Figure out how many lines of the material below contain the word "Získať". Answer with the number only.

--- Start of SUPPLIED ENTRIES ---

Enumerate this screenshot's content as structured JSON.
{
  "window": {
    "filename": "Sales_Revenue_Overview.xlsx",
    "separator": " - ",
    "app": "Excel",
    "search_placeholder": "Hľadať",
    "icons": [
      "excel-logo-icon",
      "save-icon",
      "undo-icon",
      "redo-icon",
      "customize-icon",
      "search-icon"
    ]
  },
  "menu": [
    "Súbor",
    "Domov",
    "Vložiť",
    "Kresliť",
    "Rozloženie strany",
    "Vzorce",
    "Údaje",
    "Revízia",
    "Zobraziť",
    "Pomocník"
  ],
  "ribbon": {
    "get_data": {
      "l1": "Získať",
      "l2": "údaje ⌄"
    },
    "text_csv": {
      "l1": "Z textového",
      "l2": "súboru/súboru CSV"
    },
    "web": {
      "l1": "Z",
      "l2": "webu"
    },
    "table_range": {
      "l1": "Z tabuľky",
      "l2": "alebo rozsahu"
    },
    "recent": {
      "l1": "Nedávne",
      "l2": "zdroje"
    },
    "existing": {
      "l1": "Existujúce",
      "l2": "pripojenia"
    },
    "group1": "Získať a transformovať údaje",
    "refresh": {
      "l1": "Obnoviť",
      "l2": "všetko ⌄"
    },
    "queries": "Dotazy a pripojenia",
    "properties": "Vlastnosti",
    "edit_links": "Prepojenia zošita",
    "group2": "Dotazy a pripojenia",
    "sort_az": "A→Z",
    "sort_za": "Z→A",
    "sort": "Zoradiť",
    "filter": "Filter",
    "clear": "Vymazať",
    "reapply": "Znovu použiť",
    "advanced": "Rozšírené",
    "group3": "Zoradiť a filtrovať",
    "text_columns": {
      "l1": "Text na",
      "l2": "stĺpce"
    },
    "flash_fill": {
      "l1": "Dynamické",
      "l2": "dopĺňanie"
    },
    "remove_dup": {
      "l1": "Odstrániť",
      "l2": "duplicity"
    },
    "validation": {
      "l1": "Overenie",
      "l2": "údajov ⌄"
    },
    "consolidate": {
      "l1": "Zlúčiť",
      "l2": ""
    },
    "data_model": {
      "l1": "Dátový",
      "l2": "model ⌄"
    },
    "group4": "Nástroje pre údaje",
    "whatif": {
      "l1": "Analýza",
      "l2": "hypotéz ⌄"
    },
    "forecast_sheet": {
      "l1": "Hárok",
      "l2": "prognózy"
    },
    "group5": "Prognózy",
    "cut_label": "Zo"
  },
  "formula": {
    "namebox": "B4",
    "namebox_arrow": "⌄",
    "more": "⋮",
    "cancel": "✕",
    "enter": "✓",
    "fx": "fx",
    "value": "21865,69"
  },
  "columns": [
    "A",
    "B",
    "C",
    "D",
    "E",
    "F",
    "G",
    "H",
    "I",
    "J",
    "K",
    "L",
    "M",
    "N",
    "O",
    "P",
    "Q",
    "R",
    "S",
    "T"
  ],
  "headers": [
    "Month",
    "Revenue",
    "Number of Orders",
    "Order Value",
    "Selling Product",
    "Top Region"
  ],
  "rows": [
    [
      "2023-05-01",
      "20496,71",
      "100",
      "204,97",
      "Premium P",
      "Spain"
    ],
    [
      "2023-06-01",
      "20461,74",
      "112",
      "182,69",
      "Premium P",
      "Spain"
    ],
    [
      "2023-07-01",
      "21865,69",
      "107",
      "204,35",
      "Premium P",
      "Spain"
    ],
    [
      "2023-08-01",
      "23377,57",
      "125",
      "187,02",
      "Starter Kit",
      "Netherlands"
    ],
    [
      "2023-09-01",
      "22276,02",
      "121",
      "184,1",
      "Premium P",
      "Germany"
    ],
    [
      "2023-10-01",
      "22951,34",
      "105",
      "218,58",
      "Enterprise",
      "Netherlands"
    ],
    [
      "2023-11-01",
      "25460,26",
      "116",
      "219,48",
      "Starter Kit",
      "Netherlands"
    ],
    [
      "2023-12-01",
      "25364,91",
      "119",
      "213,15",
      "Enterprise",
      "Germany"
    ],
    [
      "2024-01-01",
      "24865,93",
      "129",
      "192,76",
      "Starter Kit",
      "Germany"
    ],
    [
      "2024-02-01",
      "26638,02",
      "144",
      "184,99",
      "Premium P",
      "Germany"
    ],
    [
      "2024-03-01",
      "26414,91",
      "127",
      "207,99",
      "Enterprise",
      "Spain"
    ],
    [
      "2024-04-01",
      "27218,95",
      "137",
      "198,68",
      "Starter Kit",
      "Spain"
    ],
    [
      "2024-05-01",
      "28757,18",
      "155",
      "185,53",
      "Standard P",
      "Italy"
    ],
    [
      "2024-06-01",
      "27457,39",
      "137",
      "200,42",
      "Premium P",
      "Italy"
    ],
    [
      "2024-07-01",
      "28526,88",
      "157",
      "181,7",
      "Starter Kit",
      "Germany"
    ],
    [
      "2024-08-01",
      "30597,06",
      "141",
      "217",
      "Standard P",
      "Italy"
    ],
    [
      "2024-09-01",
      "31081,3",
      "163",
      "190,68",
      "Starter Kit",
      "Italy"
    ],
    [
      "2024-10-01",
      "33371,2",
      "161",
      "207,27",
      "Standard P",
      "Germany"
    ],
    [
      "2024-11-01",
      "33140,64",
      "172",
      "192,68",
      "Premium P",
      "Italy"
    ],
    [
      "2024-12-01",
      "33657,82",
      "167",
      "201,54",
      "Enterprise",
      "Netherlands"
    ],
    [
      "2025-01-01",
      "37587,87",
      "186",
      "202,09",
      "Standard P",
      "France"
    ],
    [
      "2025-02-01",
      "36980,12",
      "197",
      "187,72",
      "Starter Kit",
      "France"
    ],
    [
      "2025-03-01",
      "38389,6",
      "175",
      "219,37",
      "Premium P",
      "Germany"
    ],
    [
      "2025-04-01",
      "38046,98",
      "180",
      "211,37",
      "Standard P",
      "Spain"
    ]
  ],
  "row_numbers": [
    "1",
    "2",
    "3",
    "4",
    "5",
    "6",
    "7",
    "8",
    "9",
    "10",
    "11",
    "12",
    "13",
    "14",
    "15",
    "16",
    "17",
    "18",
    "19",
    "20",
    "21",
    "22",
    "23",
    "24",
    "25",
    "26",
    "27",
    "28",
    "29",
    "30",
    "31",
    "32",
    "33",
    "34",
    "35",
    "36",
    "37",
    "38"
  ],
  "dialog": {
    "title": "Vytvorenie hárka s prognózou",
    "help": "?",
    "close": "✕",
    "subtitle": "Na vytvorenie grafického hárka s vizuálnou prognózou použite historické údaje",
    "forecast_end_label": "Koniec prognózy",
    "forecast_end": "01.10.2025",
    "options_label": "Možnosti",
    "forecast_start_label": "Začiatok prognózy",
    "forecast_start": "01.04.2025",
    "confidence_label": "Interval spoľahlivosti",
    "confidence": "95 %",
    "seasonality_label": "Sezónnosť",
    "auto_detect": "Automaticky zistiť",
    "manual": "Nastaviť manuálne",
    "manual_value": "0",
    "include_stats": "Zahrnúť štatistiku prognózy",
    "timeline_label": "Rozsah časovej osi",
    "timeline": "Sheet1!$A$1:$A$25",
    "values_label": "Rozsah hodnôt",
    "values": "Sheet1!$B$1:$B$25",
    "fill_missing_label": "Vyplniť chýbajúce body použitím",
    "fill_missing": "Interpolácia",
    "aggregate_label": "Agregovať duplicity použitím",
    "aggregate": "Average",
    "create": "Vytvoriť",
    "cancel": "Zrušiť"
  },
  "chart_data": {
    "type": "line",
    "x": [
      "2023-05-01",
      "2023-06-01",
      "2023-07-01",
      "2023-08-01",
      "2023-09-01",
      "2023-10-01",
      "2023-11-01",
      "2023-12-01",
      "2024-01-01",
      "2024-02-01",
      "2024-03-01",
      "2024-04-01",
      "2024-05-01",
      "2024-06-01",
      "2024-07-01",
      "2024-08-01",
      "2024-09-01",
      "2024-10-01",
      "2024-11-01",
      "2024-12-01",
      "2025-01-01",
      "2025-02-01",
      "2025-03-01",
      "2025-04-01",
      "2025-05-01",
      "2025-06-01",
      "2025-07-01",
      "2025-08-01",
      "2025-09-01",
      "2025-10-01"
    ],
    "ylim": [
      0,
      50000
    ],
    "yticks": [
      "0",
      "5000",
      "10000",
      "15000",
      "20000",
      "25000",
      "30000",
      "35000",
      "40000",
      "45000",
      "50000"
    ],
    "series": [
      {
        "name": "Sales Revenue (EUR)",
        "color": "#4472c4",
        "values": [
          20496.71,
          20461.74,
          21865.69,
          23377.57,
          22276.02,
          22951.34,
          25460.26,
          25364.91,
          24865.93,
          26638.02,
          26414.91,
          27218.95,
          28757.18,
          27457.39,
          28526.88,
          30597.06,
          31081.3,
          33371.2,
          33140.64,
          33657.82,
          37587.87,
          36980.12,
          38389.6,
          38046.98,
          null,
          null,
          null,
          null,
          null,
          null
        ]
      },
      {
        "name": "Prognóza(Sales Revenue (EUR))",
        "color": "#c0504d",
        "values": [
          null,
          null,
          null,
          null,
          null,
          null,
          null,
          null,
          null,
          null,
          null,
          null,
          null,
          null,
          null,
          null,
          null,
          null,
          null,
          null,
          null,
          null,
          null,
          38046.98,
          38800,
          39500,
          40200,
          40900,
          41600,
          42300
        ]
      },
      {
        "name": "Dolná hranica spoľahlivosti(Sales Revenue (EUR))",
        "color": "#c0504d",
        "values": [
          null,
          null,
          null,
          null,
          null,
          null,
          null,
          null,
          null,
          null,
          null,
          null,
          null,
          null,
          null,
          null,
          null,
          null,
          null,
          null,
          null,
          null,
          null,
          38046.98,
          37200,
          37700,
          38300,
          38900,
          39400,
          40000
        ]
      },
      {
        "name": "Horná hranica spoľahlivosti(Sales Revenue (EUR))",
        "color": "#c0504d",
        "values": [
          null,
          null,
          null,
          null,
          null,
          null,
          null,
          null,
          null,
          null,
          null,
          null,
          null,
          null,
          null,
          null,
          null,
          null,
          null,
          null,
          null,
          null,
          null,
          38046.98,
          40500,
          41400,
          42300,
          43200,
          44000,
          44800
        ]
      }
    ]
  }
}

--- End of SUPPLIED ENTRIES ---

RESULT BELOW
2